**** Information given
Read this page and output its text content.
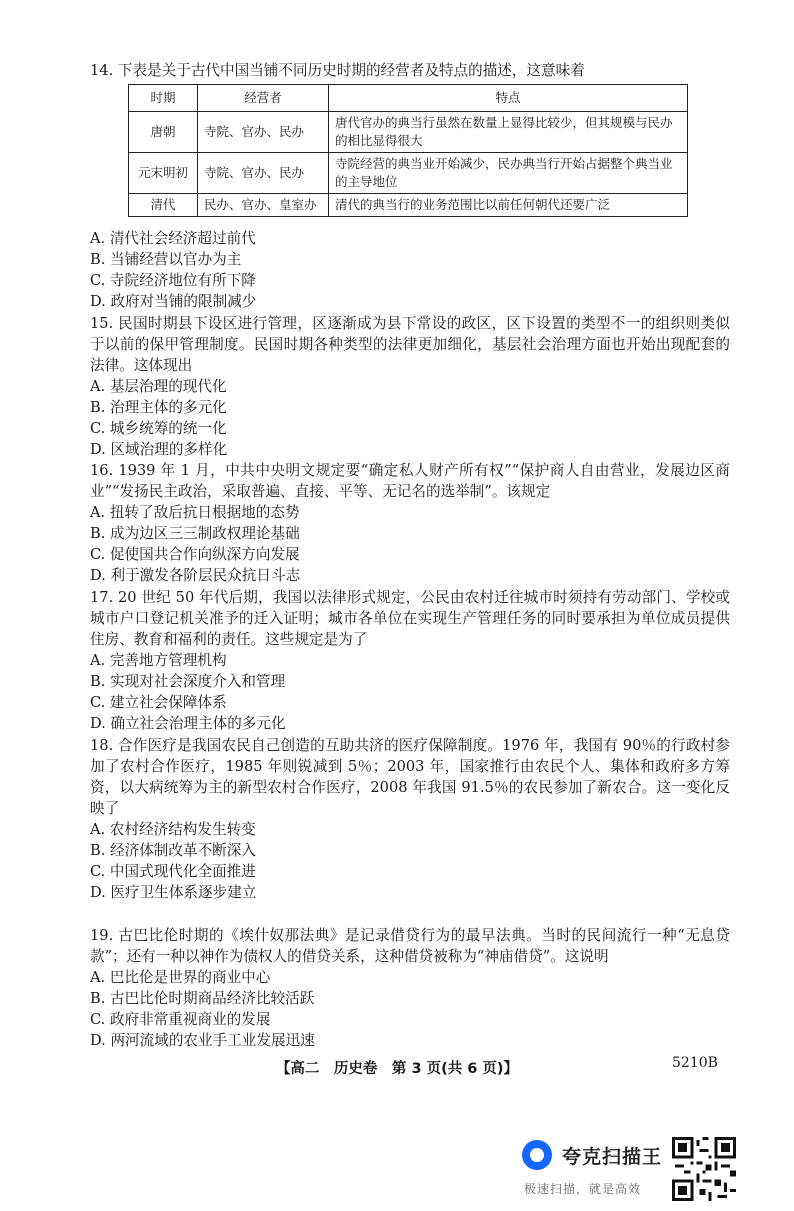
14. 下表是关于古代中国当铺不同历史时期的经营者及特点的描述，这意味着

时期	经营者	特点
唐朝	寺院、官办、民办	唐代官办的典当行虽然在数量上显得比较少，但其规模与民办的相比显得很大
元末明初	寺院、官办、民办	寺院经营的典当业开始减少，民办典当行开始占据整个典当业的主导地位
清代	民办、官办、皇室办	清代的典当行的业务范围比以前任何朝代还要广泛

A. 清代社会经济超过前代

B. 当铺经营以官办为主

C. 寺院经济地位有所下降

D. 政府对当铺的限制减少

15. 民国时期县下设区进行管理，区逐渐成为县下常设的政区，区下设置的类型不一的组织则类似于以前的保甲管理制度。民国时期各种类型的法律更加细化，基层社会治理方面也开始出现配套的法律。这体现出

A. 基层治理的现代化

B. 治理主体的多元化

C. 城乡统筹的统一化

D. 区域治理的多样化

16. 1939 年 1 月，中共中央明文规定要“确定私人财产所有权”“保护商人自由营业，发展边区商业”“发扬民主政治，采取普遍、直接、平等、无记名的选举制”。该规定

A. 扭转了敌后抗日根据地的态势

B. 成为边区三三制政权理论基础

C. 促使国共合作向纵深方向发展

D. 利于激发各阶层民众抗日斗志

17. 20 世纪 50 年代后期，我国以法律形式规定，公民由农村迁往城市时须持有劳动部门、学校或城市户口登记机关准予的迁入证明；城市各单位在实现生产管理任务的同时要承担为单位成员提供住房、教育和福利的责任。这些规定是为了

A. 完善地方管理机构

B. 实现对社会深度介入和管理

C. 建立社会保障体系

D. 确立社会治理主体的多元化

18. 合作医疗是我国农民自己创造的互助共济的医疗保障制度。1976 年，我国有 90％的行政村参加了农村合作医疗，1985 年则锐减到 5％；2003 年，国家推行由农民个人、集体和政府多方筹资，以大病统筹为主的新型农村合作医疗，2008 年我国 91.5％的农民参加了新农合。这一变化反映了

A. 农村经济结构发生转变

B. 经济体制改革不断深入

C. 中国式现代化全面推进

D. 医疗卫生体系逐步建立

19. 古巴比伦时期的《埃什奴那法典》是记录借贷行为的最早法典。当时的民间流行一种“无息贷款”；还有一种以神作为债权人的借贷关系，这种借贷被称为“神庙借贷”。这说明

A. 巴比伦是世界的商业中心

B. 古巴比伦时期商品经济比较活跃

C. 政府非常重视商业的发展

D. 两河流域的农业手工业发展迅速

【高二　历史卷　第 3 页(共 6 页)】	5210B
夸克扫描王
极速扫描，就是高效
********
• **What the task asks**:
Print the records above exactly as they stand, but leave out the pictures.

• **Task output**:
Read this page and output its text content.
14. 下表是关于古代中国当铺不同历史时期的经营者及特点的描述，这意味着

时期	经营者	特点
唐朝	寺院、官办、民办	唐代官办的典当行虽然在数量上显得比较少，但其规模与民办的相比显得很大
元末明初	寺院、官办、民办	寺院经营的典当业开始减少，民办典当行开始占据整个典当业的主导地位
清代	民办、官办、皇室办	清代的典当行的业务范围比以前任何朝代还要广泛

A. 清代社会经济超过前代

B. 当铺经营以官办为主

C. 寺院经济地位有所下降

D. 政府对当铺的限制减少

15. 民国时期县下设区进行管理，区逐渐成为县下常设的政区，区下设置的类型不一的组织则类似于以前的保甲管理制度。民国时期各种类型的法律更加细化，基层社会治理方面也开始出现配套的法律。这体现出

A. 基层治理的现代化

B. 治理主体的多元化

C. 城乡统筹的统一化

D. 区域治理的多样化

16. 1939 年 1 月，中共中央明文规定要“确定私人财产所有权”“保护商人自由营业，发展边区商业”“发扬民主政治，采取普遍、直接、平等、无记名的选举制”。该规定

A. 扭转了敌后抗日根据地的态势

B. 成为边区三三制政权理论基础

C. 促使国共合作向纵深方向发展

D. 利于激发各阶层民众抗日斗志

17. 20 世纪 50 年代后期，我国以法律形式规定，公民由农村迁往城市时须持有劳动部门、学校或城市户口登记机关准予的迁入证明；城市各单位在实现生产管理任务的同时要承担为单位成员提供住房、教育和福利的责任。这些规定是为了

A. 完善地方管理机构

B. 实现对社会深度介入和管理

C. 建立社会保障体系

D. 确立社会治理主体的多元化

18. 合作医疗是我国农民自己创造的互助共济的医疗保障制度。1976 年，我国有 90％的行政村参加了农村合作医疗，1985 年则锐减到 5％；2003 年，国家推行由农民个人、集体和政府多方筹资，以大病统筹为主的新型农村合作医疗，2008 年我国 91.5％的农民参加了新农合。这一变化反映了

A. 农村经济结构发生转变

B. 经济体制改革不断深入

C. 中国式现代化全面推进

D. 医疗卫生体系逐步建立

19. 古巴比伦时期的《埃什奴那法典》是记录借贷行为的最早法典。当时的民间流行一种“无息贷款”；还有一种以神作为债权人的借贷关系，这种借贷被称为“神庙借贷”。这说明

A. 巴比伦是世界的商业中心

B. 古巴比伦时期商品经济比较活跃

C. 政府非常重视商业的发展

D. 两河流域的农业手工业发展迅速

【高二　历史卷　第 3 页(共 6 页)】	5210B
夸克扫描王
极速扫描，就是高效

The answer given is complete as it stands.